▶ THE EXERCISE
Return each entry exactly, omitting nothing.

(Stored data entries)
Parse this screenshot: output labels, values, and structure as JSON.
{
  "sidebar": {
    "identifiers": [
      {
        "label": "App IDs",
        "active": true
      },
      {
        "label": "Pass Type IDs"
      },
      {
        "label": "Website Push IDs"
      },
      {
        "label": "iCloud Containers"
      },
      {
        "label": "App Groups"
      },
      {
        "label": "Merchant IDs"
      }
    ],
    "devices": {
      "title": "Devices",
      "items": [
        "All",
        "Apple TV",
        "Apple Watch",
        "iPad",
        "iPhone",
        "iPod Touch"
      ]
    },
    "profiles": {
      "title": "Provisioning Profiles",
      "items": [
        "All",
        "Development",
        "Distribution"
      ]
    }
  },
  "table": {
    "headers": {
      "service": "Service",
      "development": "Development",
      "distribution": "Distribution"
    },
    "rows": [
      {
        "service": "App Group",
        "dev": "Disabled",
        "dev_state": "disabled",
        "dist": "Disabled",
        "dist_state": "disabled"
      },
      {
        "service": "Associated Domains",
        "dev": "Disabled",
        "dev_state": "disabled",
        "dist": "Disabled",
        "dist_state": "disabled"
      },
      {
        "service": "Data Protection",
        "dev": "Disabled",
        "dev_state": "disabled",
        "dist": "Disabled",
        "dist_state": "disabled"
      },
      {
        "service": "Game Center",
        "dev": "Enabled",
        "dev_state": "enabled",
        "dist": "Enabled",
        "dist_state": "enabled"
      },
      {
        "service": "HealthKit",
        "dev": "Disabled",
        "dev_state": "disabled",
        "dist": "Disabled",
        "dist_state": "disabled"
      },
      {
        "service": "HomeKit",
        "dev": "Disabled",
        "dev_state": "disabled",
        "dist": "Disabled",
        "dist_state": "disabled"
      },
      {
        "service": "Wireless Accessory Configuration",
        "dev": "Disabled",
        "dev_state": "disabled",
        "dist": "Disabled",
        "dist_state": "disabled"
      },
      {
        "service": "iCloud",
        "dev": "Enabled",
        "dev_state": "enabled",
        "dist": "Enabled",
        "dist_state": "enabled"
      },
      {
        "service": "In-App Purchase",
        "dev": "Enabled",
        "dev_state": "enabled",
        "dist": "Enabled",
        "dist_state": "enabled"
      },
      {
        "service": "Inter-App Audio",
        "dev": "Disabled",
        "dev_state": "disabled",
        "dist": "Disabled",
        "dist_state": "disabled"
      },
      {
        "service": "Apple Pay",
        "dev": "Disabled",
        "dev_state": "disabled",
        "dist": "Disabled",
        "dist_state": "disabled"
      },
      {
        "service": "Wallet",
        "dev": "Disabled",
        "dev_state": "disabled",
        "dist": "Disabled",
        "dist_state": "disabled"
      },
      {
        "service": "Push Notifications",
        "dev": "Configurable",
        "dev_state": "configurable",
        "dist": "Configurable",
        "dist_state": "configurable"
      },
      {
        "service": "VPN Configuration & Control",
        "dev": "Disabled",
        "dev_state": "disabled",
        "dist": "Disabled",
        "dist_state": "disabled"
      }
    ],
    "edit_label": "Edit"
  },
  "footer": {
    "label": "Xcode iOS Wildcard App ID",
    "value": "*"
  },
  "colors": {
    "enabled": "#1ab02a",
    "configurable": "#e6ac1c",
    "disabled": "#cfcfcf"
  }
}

▶ WRITTEN RESPONSE
Parse this screenshot: output labels, values, and structure as JSON.
{
  "sidebar": {
    "identifiers": [
      {
        "label": "App IDs",
        "active": true
      },
      {
        "label": "Pass Type IDs"
      },
      {
        "label": "Website Push IDs"
      },
      {
        "label": "iCloud Containers"
      },
      {
        "label": "App Groups"
      },
      {
        "label": "Merchant IDs"
      }
    ],
    "devices": {
      "title": "Devices",
      "items": [
        "All",
        "Apple TV",
        "Apple Watch",
        "iPad",
        "iPhone",
        "iPod Touch"
      ]
    },
    "profiles": {
      "title": "Provisioning Profiles",
      "items": [
        "All",
        "Development",
        "Distribution"
      ]
    }
  },
  "table": {
    "headers": {
      "service": "Service",
      "development": "Development",
      "distribution": "Distribution"
    },
    "rows": [
      {
        "service": "App Group",
        "dev": "Disabled",
        "dev_state": "disabled",
        "dist": "Disabled",
        "dist_state": "disabled"
      },
      {
        "service": "Associated Domains",
        "dev": "Disabled",
        "dev_state": "disabled",
        "dist": "Disabled",
        "dist_state": "disabled"
      },
      {
        "service": "Data Protection",
        "dev": "Disabled",
        "dev_state": "disabled",
        "dist": "Disabled",
        "dist_state": "disabled"
      },
      {
        "service": "Game Center",
        "dev": "Enabled",
        "dev_state": "enabled",
        "dist": "Enabled",
        "dist_state": "enabled"
      },
      {
        "service": "HealthKit",
        "dev": "Disabled",
        "dev_state": "disabled",
        "dist": "Disabled",
        "dist_state": "disabled"
      },
      {
        "service": "HomeKit",
        "dev": "Disabled",
        "dev_state": "disabled",
        "dist": "Disabled",
        "dist_state": "disabled"
      },
      {
        "service": "Wireless Accessory Configuration",
        "dev": "Disabled",
        "dev_state": "disabled",
        "dist": "Disabled",
        "dist_state": "disabled"
      },
      {
        "service": "iCloud",
        "dev": "Enabled",
        "dev_state": "enabled",
        "dist": "Enabled",
        "dist_state": "enabled"
      },
      {
        "service": "In-App Purchase",
        "dev": "Enabled",
        "dev_state": "enabled",
        "dist": "Enabled",
        "dist_state": "enabled"
      },
      {
        "service": "Inter-App Audio",
        "dev": "Disabled",
        "dev_state": "disabled",
        "dist": "Disabled",
        "dist_state": "disabled"
      },
      {
        "service": "Apple Pay",
        "dev": "Disabled",
        "dev_state": "disabled",
        "dist": "Disabled",
        "dist_state": "disabled"
      },
      {
        "service": "Wallet",
        "dev": "Disabled",
        "dev_state": "disabled",
        "dist": "Disabled",
        "dist_state": "disabled"
      },
      {
        "service": "Push Notifications",
        "dev": "Configurable",
        "dev_state": "configurable",
        "dist": "Configurable",
        "dist_state": "configurable"
      },
      {
        "service": "VPN Configuration & Control",
        "dev": "Disabled",
        "dev_state": "disabled",
        "dist": "Disabled",
        "dist_state": "disabled"
      }
    ],
    "edit_label": "Edit"
  },
  "footer": {
    "label": "Xcode iOS Wildcard App ID",
    "value": "*"
  },
  "colors": {
    "enabled": "#1ab02a",
    "configurable": "#e6ac1c",
    "disabled": "#cfcfcf"
  }
}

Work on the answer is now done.